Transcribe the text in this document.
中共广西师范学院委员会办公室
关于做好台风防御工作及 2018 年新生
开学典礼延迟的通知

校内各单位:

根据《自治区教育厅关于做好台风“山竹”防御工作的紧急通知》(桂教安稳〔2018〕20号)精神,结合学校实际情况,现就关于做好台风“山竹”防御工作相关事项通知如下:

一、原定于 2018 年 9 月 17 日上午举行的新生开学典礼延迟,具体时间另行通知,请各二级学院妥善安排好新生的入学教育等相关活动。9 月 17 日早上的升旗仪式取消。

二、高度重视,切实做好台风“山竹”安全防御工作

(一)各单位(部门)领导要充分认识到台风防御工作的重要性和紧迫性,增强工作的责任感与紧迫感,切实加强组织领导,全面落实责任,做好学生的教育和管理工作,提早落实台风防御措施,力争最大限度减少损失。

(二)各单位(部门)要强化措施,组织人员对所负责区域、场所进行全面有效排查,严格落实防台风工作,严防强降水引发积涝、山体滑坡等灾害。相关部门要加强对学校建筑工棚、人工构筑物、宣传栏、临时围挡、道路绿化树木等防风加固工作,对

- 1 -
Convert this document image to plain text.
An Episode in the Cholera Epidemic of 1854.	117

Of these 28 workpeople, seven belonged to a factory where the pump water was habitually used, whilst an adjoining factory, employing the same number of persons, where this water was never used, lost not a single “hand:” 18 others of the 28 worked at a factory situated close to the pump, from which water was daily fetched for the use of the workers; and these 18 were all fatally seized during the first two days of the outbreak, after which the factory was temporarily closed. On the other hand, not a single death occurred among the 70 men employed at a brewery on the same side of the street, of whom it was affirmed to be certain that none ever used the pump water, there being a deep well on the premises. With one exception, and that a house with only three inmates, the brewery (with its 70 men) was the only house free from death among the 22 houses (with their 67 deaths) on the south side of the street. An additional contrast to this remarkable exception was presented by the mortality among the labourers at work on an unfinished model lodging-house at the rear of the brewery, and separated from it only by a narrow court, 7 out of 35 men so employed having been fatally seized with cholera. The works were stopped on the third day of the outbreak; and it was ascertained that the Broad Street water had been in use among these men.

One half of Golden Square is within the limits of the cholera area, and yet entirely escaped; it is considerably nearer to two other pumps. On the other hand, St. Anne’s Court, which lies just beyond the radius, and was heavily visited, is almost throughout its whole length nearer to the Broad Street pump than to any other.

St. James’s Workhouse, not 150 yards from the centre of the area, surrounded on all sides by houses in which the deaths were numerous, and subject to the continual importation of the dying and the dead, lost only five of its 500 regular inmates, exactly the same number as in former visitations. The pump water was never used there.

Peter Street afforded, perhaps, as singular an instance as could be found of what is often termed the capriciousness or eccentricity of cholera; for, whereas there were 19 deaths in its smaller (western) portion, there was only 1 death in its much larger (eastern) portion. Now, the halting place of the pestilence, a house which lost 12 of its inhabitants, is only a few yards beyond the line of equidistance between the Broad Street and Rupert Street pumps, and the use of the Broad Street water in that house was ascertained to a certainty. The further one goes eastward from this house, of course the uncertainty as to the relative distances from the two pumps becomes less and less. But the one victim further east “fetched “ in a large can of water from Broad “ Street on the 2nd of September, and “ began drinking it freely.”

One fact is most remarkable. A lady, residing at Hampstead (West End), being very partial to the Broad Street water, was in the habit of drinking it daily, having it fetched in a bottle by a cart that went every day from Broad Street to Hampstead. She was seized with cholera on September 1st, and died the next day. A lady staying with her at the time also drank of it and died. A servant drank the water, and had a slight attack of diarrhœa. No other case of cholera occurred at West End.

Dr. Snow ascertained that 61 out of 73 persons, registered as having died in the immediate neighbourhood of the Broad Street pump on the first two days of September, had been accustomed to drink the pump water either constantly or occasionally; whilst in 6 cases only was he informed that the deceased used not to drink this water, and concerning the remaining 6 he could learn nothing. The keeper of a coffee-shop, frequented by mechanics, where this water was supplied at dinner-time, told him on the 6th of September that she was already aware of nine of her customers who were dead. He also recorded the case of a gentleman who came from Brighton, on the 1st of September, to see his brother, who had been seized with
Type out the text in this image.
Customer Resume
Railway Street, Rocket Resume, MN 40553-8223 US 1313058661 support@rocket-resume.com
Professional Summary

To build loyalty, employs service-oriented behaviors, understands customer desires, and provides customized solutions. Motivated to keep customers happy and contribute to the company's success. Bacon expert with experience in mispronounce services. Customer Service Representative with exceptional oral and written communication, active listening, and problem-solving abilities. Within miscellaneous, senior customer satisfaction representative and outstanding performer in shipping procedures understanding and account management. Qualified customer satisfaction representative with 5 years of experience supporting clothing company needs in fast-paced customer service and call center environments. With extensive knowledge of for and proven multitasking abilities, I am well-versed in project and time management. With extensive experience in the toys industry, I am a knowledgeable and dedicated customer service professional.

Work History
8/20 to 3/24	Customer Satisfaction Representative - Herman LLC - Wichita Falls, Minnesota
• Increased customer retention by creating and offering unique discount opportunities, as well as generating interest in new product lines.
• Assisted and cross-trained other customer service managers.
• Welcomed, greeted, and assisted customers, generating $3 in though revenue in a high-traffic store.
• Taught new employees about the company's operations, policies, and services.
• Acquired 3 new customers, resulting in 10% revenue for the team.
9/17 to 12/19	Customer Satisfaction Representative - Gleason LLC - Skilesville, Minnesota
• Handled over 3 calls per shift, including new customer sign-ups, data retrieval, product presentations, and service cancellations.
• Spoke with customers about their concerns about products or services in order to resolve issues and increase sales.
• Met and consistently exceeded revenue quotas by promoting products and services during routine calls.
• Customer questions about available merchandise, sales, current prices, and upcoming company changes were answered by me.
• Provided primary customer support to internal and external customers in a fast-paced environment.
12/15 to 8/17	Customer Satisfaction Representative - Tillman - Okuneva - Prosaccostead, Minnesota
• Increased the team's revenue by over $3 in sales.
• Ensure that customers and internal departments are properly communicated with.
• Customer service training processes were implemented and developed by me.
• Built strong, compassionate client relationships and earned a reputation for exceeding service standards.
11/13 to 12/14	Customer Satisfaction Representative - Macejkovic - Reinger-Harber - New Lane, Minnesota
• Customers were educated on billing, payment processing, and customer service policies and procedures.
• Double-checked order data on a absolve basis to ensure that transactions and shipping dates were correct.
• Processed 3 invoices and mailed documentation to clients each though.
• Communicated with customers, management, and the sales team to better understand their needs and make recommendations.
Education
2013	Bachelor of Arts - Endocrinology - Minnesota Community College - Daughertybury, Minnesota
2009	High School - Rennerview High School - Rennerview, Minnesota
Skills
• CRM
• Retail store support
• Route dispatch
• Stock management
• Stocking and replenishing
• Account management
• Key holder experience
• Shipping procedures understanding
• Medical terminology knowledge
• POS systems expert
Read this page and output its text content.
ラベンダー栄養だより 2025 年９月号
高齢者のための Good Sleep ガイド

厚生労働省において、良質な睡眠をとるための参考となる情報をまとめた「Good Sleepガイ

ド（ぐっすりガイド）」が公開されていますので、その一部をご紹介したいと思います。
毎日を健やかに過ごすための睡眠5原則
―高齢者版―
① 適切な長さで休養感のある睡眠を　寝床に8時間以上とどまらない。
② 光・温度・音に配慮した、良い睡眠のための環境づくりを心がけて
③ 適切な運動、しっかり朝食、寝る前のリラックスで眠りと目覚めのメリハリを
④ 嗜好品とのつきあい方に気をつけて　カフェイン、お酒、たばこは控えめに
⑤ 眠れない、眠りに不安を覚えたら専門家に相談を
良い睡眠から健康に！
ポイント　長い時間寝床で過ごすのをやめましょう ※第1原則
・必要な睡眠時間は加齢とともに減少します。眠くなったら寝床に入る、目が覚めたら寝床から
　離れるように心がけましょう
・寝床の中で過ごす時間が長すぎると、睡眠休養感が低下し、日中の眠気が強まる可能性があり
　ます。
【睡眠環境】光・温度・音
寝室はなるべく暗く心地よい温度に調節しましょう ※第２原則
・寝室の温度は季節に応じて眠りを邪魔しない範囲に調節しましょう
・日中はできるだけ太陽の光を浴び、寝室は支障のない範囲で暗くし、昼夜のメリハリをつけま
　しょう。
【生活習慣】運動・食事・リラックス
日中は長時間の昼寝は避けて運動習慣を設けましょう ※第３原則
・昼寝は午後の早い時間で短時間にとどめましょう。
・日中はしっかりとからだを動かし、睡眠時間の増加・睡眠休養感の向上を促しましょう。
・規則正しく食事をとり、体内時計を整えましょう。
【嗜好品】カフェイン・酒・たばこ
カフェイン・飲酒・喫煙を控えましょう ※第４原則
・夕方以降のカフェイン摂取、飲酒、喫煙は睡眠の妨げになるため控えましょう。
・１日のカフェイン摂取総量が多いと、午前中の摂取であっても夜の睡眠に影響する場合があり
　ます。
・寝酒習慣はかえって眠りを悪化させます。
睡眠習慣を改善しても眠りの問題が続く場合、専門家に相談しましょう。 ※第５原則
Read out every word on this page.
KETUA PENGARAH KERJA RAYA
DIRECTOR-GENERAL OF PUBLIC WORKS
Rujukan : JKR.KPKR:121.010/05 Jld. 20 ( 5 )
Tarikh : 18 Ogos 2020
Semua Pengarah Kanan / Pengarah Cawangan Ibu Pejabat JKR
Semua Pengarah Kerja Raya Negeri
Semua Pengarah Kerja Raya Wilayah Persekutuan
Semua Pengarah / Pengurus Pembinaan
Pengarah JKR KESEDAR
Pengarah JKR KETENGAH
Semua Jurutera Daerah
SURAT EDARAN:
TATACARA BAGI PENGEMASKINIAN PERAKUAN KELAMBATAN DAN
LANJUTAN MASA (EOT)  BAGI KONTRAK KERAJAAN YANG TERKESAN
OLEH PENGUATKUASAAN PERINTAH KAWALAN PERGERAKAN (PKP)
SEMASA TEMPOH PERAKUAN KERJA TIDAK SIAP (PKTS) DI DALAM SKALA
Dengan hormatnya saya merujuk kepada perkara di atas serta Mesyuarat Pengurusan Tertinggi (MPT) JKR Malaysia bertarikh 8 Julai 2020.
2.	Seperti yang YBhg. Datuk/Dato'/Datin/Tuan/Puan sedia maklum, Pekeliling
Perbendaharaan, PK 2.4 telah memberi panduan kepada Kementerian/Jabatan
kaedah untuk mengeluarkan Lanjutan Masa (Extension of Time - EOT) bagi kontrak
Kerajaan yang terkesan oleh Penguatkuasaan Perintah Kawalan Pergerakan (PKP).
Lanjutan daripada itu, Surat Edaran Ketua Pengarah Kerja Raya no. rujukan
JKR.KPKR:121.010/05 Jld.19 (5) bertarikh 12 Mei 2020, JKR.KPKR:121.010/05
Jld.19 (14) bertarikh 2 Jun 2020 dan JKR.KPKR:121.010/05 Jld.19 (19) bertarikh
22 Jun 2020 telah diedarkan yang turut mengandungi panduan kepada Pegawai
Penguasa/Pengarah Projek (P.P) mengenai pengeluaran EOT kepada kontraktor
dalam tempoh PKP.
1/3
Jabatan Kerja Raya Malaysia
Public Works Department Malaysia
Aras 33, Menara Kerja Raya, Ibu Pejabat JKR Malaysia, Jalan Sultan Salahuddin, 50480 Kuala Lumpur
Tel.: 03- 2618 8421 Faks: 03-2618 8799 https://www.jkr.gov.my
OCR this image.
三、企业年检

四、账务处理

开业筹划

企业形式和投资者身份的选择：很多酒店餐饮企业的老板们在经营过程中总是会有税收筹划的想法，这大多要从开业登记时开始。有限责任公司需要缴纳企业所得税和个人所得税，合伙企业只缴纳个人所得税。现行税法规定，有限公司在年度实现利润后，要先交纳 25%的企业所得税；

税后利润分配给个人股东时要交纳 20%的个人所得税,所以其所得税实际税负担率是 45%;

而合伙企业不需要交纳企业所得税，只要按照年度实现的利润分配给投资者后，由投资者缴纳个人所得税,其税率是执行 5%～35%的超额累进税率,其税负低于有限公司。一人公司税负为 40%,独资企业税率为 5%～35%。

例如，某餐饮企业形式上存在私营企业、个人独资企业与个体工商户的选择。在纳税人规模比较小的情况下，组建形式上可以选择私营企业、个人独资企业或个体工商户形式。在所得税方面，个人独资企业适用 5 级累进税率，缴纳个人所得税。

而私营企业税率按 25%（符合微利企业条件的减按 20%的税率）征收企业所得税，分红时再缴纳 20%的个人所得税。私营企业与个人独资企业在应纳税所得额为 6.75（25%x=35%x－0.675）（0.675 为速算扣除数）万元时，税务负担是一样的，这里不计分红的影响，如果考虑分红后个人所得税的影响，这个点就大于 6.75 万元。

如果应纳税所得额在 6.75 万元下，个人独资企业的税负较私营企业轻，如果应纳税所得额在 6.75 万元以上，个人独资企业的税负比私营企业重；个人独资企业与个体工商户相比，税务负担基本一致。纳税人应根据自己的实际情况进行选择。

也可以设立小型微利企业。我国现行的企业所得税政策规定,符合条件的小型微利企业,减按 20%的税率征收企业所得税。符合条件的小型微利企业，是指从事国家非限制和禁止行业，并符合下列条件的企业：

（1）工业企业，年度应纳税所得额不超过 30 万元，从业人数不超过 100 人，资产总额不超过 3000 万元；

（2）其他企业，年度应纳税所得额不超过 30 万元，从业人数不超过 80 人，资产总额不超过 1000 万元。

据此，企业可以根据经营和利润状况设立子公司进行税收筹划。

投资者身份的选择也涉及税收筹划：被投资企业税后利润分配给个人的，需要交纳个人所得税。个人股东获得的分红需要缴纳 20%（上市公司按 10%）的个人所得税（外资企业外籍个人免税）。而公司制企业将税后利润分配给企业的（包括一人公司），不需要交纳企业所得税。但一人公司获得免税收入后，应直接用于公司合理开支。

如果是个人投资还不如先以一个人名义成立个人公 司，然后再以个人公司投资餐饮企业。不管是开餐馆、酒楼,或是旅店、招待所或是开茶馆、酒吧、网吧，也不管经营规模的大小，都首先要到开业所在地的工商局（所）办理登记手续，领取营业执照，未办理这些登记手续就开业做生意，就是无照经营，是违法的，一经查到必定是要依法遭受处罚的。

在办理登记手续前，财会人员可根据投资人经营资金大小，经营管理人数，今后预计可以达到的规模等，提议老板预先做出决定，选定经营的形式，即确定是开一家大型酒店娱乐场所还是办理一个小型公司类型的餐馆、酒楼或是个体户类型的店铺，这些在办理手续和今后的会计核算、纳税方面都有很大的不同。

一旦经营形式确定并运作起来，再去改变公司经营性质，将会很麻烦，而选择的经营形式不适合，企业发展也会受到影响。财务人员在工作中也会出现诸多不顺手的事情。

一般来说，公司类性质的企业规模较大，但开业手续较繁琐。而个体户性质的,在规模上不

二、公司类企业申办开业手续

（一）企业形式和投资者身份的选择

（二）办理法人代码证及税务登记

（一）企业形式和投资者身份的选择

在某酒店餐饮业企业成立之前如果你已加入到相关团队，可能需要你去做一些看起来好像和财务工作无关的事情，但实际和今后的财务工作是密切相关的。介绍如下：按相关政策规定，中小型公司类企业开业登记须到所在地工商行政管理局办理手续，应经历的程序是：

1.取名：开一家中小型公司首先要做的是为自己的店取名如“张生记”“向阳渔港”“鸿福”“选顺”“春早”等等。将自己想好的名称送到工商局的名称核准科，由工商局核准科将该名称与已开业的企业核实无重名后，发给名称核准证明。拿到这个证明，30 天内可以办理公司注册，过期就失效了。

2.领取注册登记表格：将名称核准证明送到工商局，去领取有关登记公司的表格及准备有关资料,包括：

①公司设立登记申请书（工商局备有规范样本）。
+++++
→ Set exercise
Pull out each line holding the string "Malaysia".

→ The result
Dengan hormatnya saya merujuk kepada perkara di atas serta Mesyuarat Pengurusan Tertinggi (MPT) JKR Malaysia bertarikh 8 Julai 2020.
Jabatan Kerja Raya Malaysia
Public Works Department Malaysia
Aras 33, Menara Kerja Raya, Ibu Pejabat JKR Malaysia, Jalan Sultan Salahuddin, 50480 Kuala Lumpur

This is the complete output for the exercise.